── Excerpted data

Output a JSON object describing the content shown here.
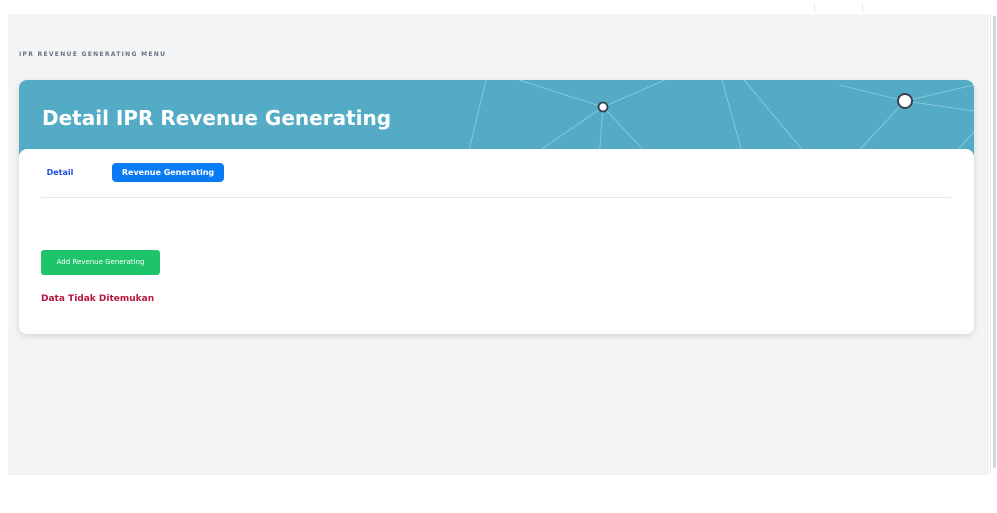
{
  "breadcrumb": "IPR REVENUE GENERATING MENU",
  "page_title": "Detail IPR Revenue Generating",
  "tabs": [
    {
      "label": "Detail",
      "active": false
    },
    {
      "label": "Revenue Generating",
      "active": true
    }
  ],
  "actions": {
    "add_label": "Add Revenue Generating"
  },
  "status": {
    "empty_message": "Data Tidak Ditemukan"
  },
  "colors": {
    "header": "#54abc6",
    "active_tab": "#0b7af5",
    "add_button": "#1ec46a",
    "empty_message": "#b5163f"
  },
  "icons": {
    "header_decoration": "network-lines-art"
  }
}
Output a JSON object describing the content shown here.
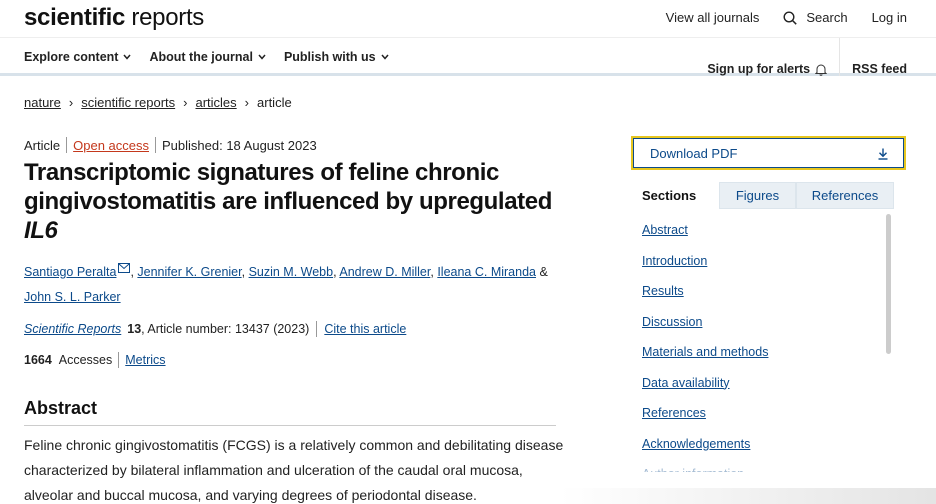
{
  "header": {
    "logo_bold": "scientific",
    "logo_light": " reports",
    "view_all": "View all journals",
    "search": "Search",
    "login": "Log in"
  },
  "nav": {
    "items": [
      "Explore content",
      "About the journal",
      "Publish with us"
    ],
    "alerts": "Sign up for alerts",
    "rss": "RSS feed"
  },
  "breadcrumb": [
    "nature",
    "scientific reports",
    "articles",
    "article"
  ],
  "article": {
    "type": "Article",
    "access": "Open access",
    "published": "Published: 18 August 2023",
    "title_main": "Transcriptomic signatures of feline chronic gingivostomatitis are influenced by upregulated ",
    "title_gene": "IL6",
    "authors": [
      "Santiago Peralta",
      "Jennifer K. Grenier",
      "Suzin M. Webb",
      "Andrew D. Miller",
      "Ileana C. Miranda",
      "John S. L. Parker"
    ],
    "journal": "Scientific Reports",
    "volume": "13",
    "article_number": ", Article number: 13437 (2023)",
    "cite": "Cite this article",
    "accesses_count": "1664",
    "accesses_label": "Accesses",
    "metrics": "Metrics",
    "abstract_heading": "Abstract",
    "abstract_text": "Feline chronic gingivostomatitis (FCGS) is a relatively common and debilitating disease characterized by bilateral inflammation and ulceration of the caudal oral mucosa, alveolar and buccal mucosa, and varying degrees of periodontal disease."
  },
  "sidebar": {
    "download": "Download PDF",
    "tabs": [
      "Sections",
      "Figures",
      "References"
    ],
    "sections": [
      "Abstract",
      "Introduction",
      "Results",
      "Discussion",
      "Materials and methods",
      "Data availability",
      "References",
      "Acknowledgements",
      "Author information"
    ]
  }
}
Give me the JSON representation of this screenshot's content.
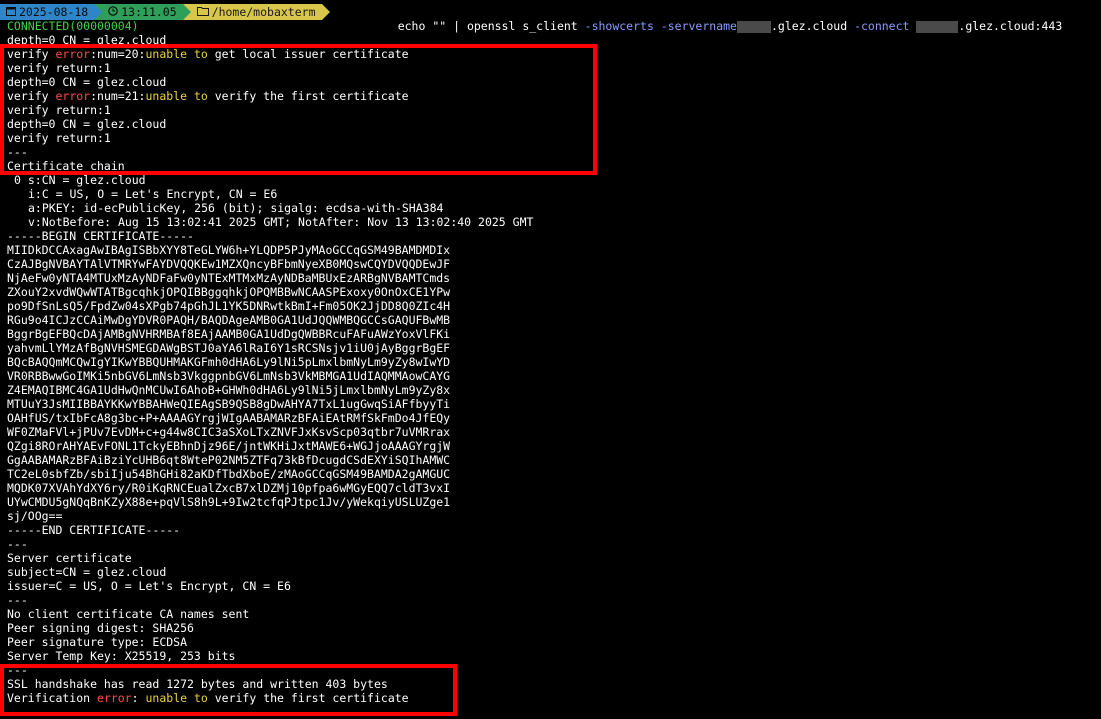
{
  "prompt": {
    "date": "2025-08-18",
    "time": "13:11.05",
    "path": "/home/mobaxterm",
    "date_icon": "calendar-icon",
    "time_icon": "clock-icon",
    "path_icon": "folder-icon"
  },
  "command": {
    "part1": "echo \"\" | openssl s_client ",
    "flag1": "-showcerts -servername",
    "part2": ".glez.cloud ",
    "flag2": "-connect",
    "part3": ".glez.cloud:443"
  },
  "colors": {
    "highlight_border": "#ff0000",
    "error_word": "#ff4a4a",
    "warning_text": "#e9d23a",
    "connected": "#3fd24a"
  },
  "output": {
    "connected": "CONNECTED(00000004)",
    "l_depth0": "depth=0 CN = glez.cloud",
    "l_verify_err20_a": "verify ",
    "l_error": "error",
    "l_err20_b": ":num=20:",
    "l_err20_c": "unable to",
    "l_err20_d": " get local issuer certificate",
    "l_verify_return1": "verify return:1",
    "l_err21_b": ":num=21:",
    "l_err21_d": " verify the first certificate",
    "l_sep": "---",
    "l_chain_title": "Certificate chain",
    "l_chain_s": "0 s:CN = glez.cloud",
    "l_chain_i": "i:C = US, O = Let's Encrypt, CN = E6",
    "l_chain_a": "a:PKEY: id-ecPublicKey, 256 (bit); sigalg: ecdsa-with-SHA384",
    "l_chain_v": "v:NotBefore: Aug 15 13:02:41 2025 GMT; NotAfter: Nov 13 13:02:40 2025 GMT",
    "l_begin": "-----BEGIN CERTIFICATE-----",
    "cert_lines": [
      "MIIDkDCCAxagAwIBAgISBbXYY8TeGLYW6h+YLQDP5PJyMAoGCCqGSM49BAMDMDIx",
      "CzAJBgNVBAYTAlVTMRYwFAYDVQQKEw1MZXQncyBFbmNyeXB0MQswCQYDVQQDEwJF",
      "NjAeFw0yNTA4MTUxMzAyNDFaFw0yNTExMTMxMzAyNDBaMBUxEzARBgNVBAMTCmds",
      "ZXouY2xvdWQwWTATBgcqhkjOPQIBBggqhkjOPQMBBwNCAASPExoxy0OnOxCE1YPw",
      "po9DfSnLsQ5/FpdZw04sXPgb74pGhJL1YK5DNRwtkBmI+Fm05OK2JjDD8Q0ZIc4H",
      "RGu9o4ICJzCCAiMwDgYDVR0PAQH/BAQDAgeAMB0GA1UdJQQWMBQGCCsGAQUFBwMB",
      "BggrBgEFBQcDAjAMBgNVHRMBAf8EAjAAMB0GA1UdDgQWBBRcuFAFuAWzYoxVlFKi",
      "yahvmLlYMzAfBgNVHSMEGDAWgBSTJ0aYA6lRaI6Y1sRCSNsjv1iU0jAyBggrBgEF",
      "BQcBAQQmMCQwIgYIKwYBBQUHMAKGFmh0dHA6Ly9lNi5pLmxlbmNyLm9yZy8wIwYD",
      "VR0RBBwwGoIMKi5nbGV6LmNsb3VkggpnbGV6LmNsb3VkMBMGA1UdIAQMMAowCAYG",
      "Z4EMAQIBMC4GA1UdHwQnMCUwI6AhoB+GHWh0dHA6Ly9lNi5jLmxlbmNyLm9yZy8x",
      "MTUuY3JsMIIBBAYKKwYBBAHWeQIEAgSB9QSB8gDwAHYA7TxL1ugGwqSiAFfbyyTi",
      "OAHfUS/txIbFcA8g3bc+P+AAAAGYrgjWIgAABAMARzBFAiEAtRMfSkFmDo4JfEQy",
      "WF0ZMaFVl+jPUv7EvDM+c+g44w8CIC3aSXoLTxZNVFJxKsvScp03qtbr7uVMRrax",
      "QZgi8ROrAHYAEvFONL1TckyEBhnDjz96E/jntWKHiJxtMAWE6+WGJjoAAAGYrgjW",
      "GgAABAMARzBFAiBziYcUHB6qt8WteP02NM5ZTFq73kBfDcugdCSdEXYiSQIhAMWC",
      "TC2eL0sbfZb/sbiIju54BhGHi82aKDfTbdXboE/zMAoGCCqGSM49BAMDA2gAMGUC",
      "MQDK07XVAhYdXY6ry/R0iKqRNCEualZxcB7xlDZMj10pfpa6wMGyEQQ7cldT3vxI",
      "UYwCMDU5gNQqBnKZyX88e+pqVlS8h9L+9Iw2tcfqPJtpc1Jv/yWekqiyUSLUZge1",
      "sj/OOg=="
    ],
    "l_end": "-----END CERTIFICATE-----",
    "l_server_cert": "Server certificate",
    "l_subject": "subject=CN = glez.cloud",
    "l_issuer": "issuer=C = US, O = Let's Encrypt, CN = E6",
    "l_no_client": "No client certificate CA names sent",
    "l_peer_digest": "Peer signing digest: SHA256",
    "l_peer_sig": "Peer signature type: ECDSA",
    "l_temp_key": "Server Temp Key: X25519, 253 bits",
    "l_handshake": "SSL handshake has read 1272 bytes and written 403 bytes",
    "l_verif_a": "Verification ",
    "l_verif_error": "error",
    "l_verif_b": ": ",
    "l_verif_c": "unable to",
    "l_verif_d": " verify the first certificate"
  }
}
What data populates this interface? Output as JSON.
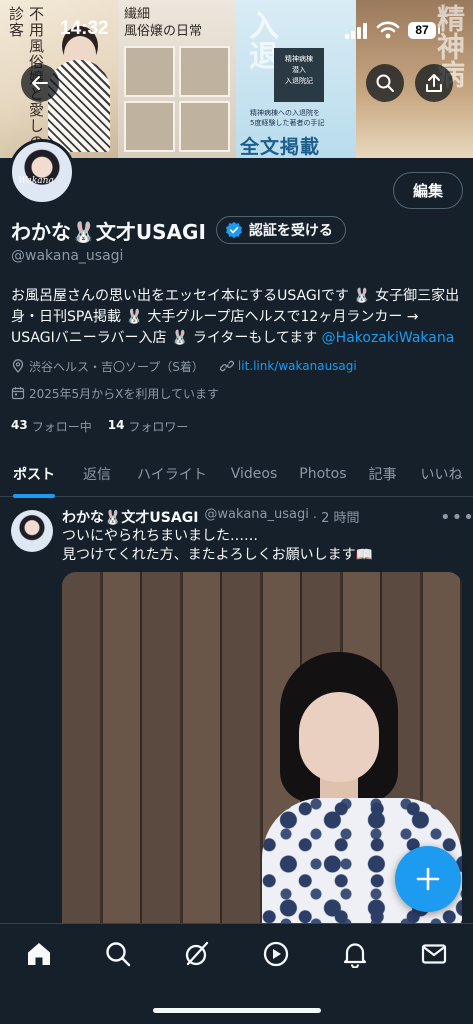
{
  "status_bar": {
    "time": "14:32",
    "battery": "87"
  },
  "banner": {
    "panel1_text": "不用風俗嬢と愛しの診客",
    "panel2_title": "繊細\n風俗嬢の日常",
    "panel3_box": "精神病棟\n潜入\n入退院記",
    "panel3_small": "精神病棟への入退院を\n5度経験した著者の手記",
    "panel3_big": "全文掲載",
    "panel3_vertical": "入退",
    "panel4_vertical": "精神病"
  },
  "profile": {
    "name": "わかな🐰文才USAGI",
    "handle": "@wakana_usagi",
    "edit_label": "編集",
    "verify_label": "認証を受ける",
    "avatar_watermark": "Wakana",
    "bio_text": "お風呂屋さんの思い出をエッセイ本にするUSAGIです 🐰 女子御三家出身・日刊SPA掲載 🐰 大手グループ店ヘルスで12ヶ月ランカー → USAGIバニーラバー入店 🐰 ライターもしてます ",
    "bio_mention": "@HakozakiWakana",
    "location": "渋谷ヘルス・吉〇ソープ（S着）",
    "website": "lit.link/wakanausagi",
    "joined": "2025年5月からXを利用しています",
    "following_count": "43",
    "following_label": "フォロー中",
    "followers_count": "14",
    "followers_label": "フォロワー"
  },
  "tabs": [
    "ポスト",
    "返信",
    "ハイライト",
    "Videos",
    "Photos",
    "記事",
    "いいね"
  ],
  "post": {
    "name": "わかな🐰文才USAGI",
    "handle": "@wakana_usagi",
    "time": "· 2 時間",
    "line1": "ついにやられちまいました……",
    "line2": "見つけてくれた方、またよろしくお願いします📖"
  },
  "colors": {
    "accent": "#1d9bf0",
    "background": "#15202b",
    "muted": "#8b98a5",
    "border": "#38444d"
  },
  "icons": {
    "back": "arrow-left-icon",
    "search": "search-icon",
    "share": "share-icon",
    "verified": "verified-badge-icon",
    "location": "location-pin-icon",
    "link": "link-icon",
    "calendar": "calendar-icon",
    "nav": [
      "home-icon",
      "search-icon",
      "grok-icon",
      "video-icon",
      "bell-icon",
      "mail-icon"
    ],
    "compose": "plus-icon"
  }
}
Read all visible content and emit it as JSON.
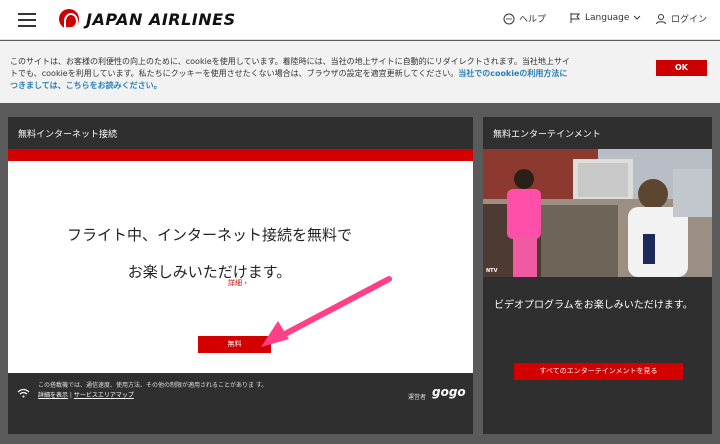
{
  "header": {
    "logo": "JAPAN AIRLINES",
    "help": "ヘルプ",
    "language": "Language",
    "login": "ログイン"
  },
  "cookie": {
    "text": "このサイトは、お客様の利便性の向上のために、cookieを使用しています。着陸時には、当社の地上サイトに自動的にリダイレクトされます。当社地上サイトでも、cookieを利用しています。私たちにクッキーを使用させたくない場合は、ブラウザの設定を適宜更新してください。",
    "link": "当社でのcookieの利用方法につきましては、こちらをお読みください。",
    "ok_label": "OK"
  },
  "wifi": {
    "title": "無料インターネット接続",
    "heading_line1": "フライト中、インターネット接続を無料で",
    "heading_line2": "お楽しみいただけます。",
    "detail": "詳細 ›",
    "button": "無料",
    "footer_text": "この搭載機では、通信速度、使用方法、その他の制限が適用されることがありま す。",
    "footer_link1": "詳細を表示",
    "footer_link2": "サービスエリアマップ",
    "operator": "運営者",
    "operator_name": "gogo"
  },
  "entertainment": {
    "title": "無料エンターテインメント",
    "caption": "NTV",
    "text": "ビデオプログラムをお楽しみいただけます。",
    "button": "すべてのエンターテインメントを見る"
  },
  "colors": {
    "accent": "#d40000",
    "panel": "#2f2f2f",
    "cookie_link": "#2a7fb5"
  }
}
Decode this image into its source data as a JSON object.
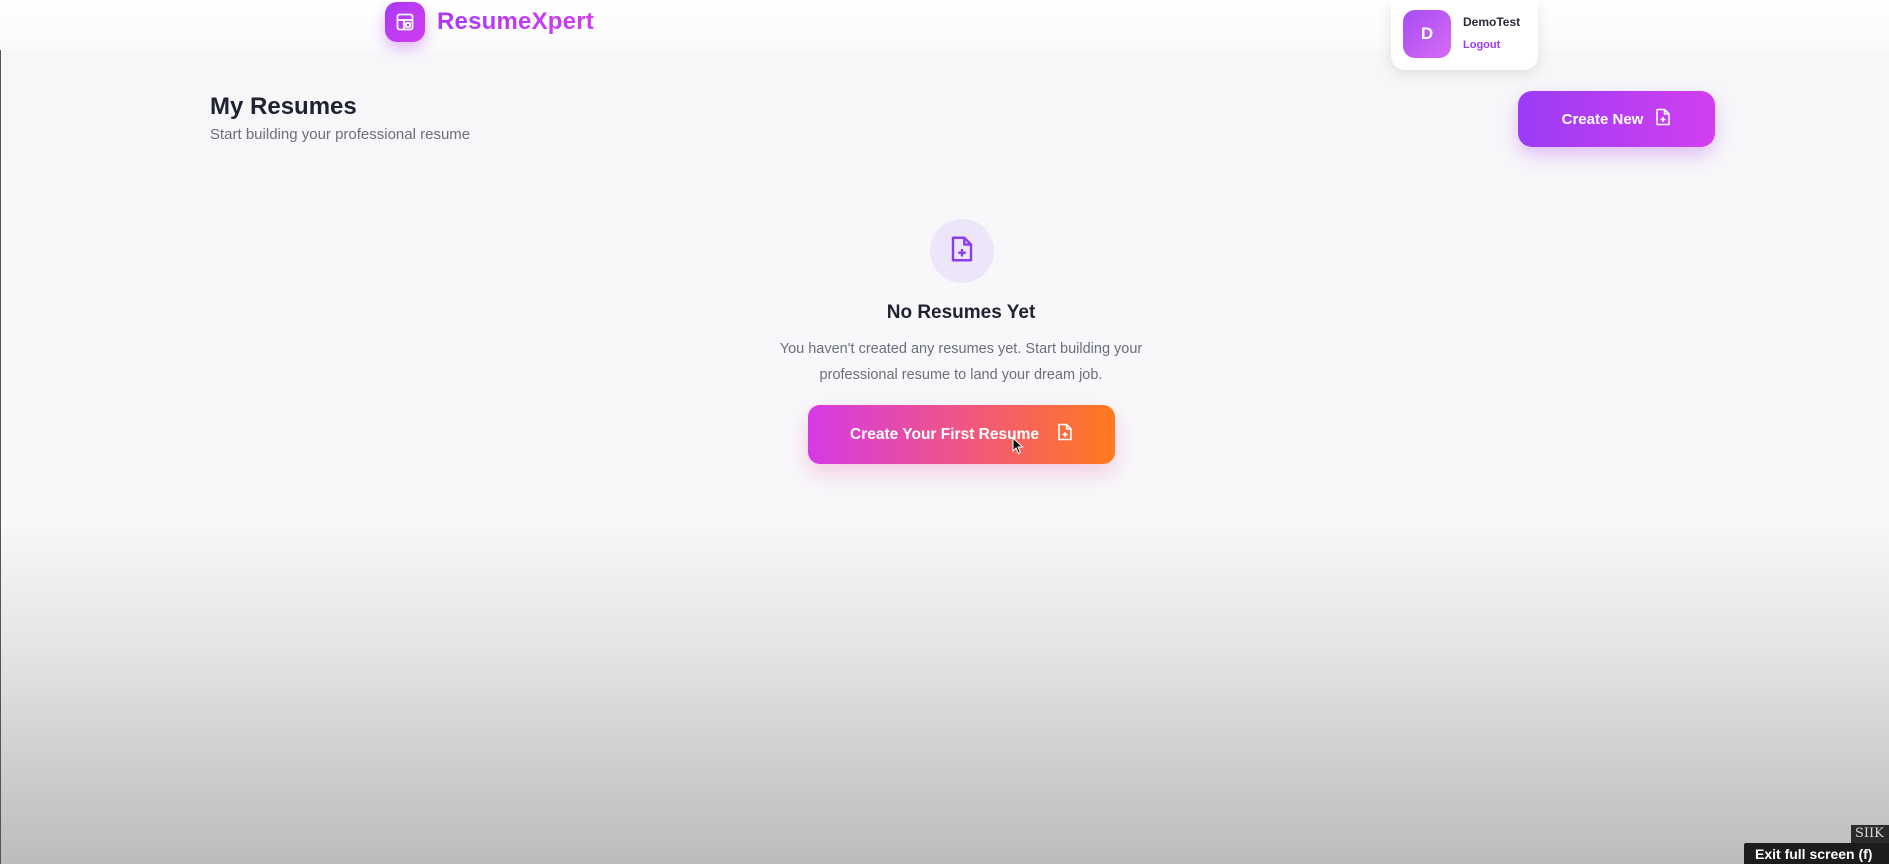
{
  "app": {
    "brand": "ResumeXpert",
    "brand_icon": "layout-template-icon"
  },
  "user": {
    "initial": "D",
    "name": "DemoTest",
    "logout_label": "Logout"
  },
  "page": {
    "title": "My Resumes",
    "subtitle": "Start building your professional resume",
    "create_new_label": "Create New",
    "create_new_icon": "file-plus-icon"
  },
  "empty_state": {
    "icon": "file-plus-icon",
    "title": "No Resumes Yet",
    "text_line1": "You haven't created any resumes yet. Start building your",
    "text_line2": "professional resume to land your dream job.",
    "button_label": "Create Your First Resume"
  },
  "overlay": {
    "exit_fullscreen": "Exit full screen (f)",
    "corner_text": "SIIK"
  },
  "colors": {
    "brand_purple": "#a93af5",
    "brand_magenta": "#d23cf0",
    "cta_orange": "#ff7a1c"
  }
}
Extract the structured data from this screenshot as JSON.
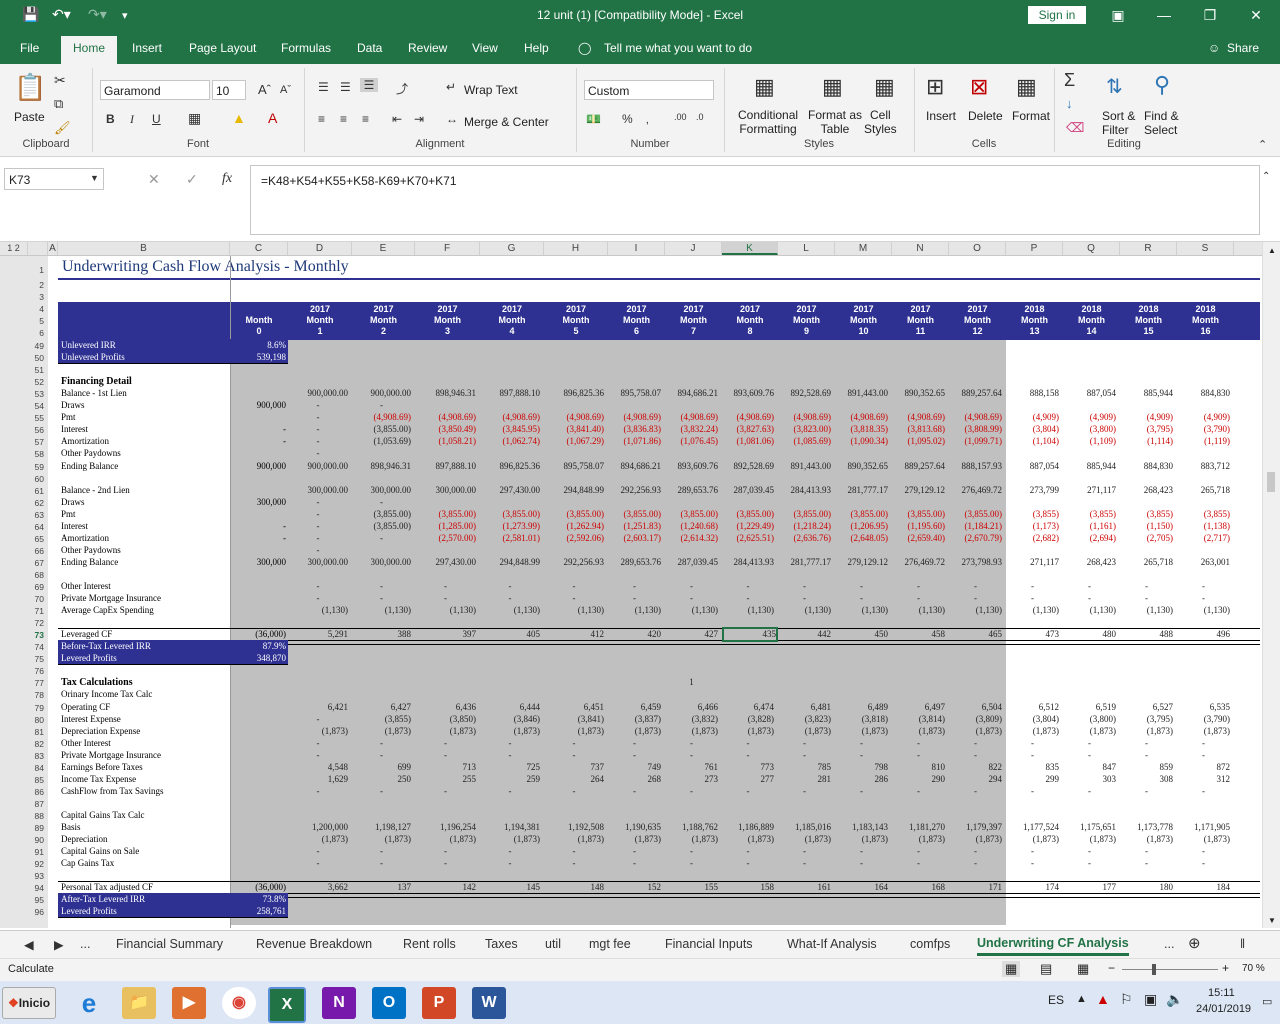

────

Among the lines of the data above, count those holding "cloud" and state only the number.

**Problem solution**
5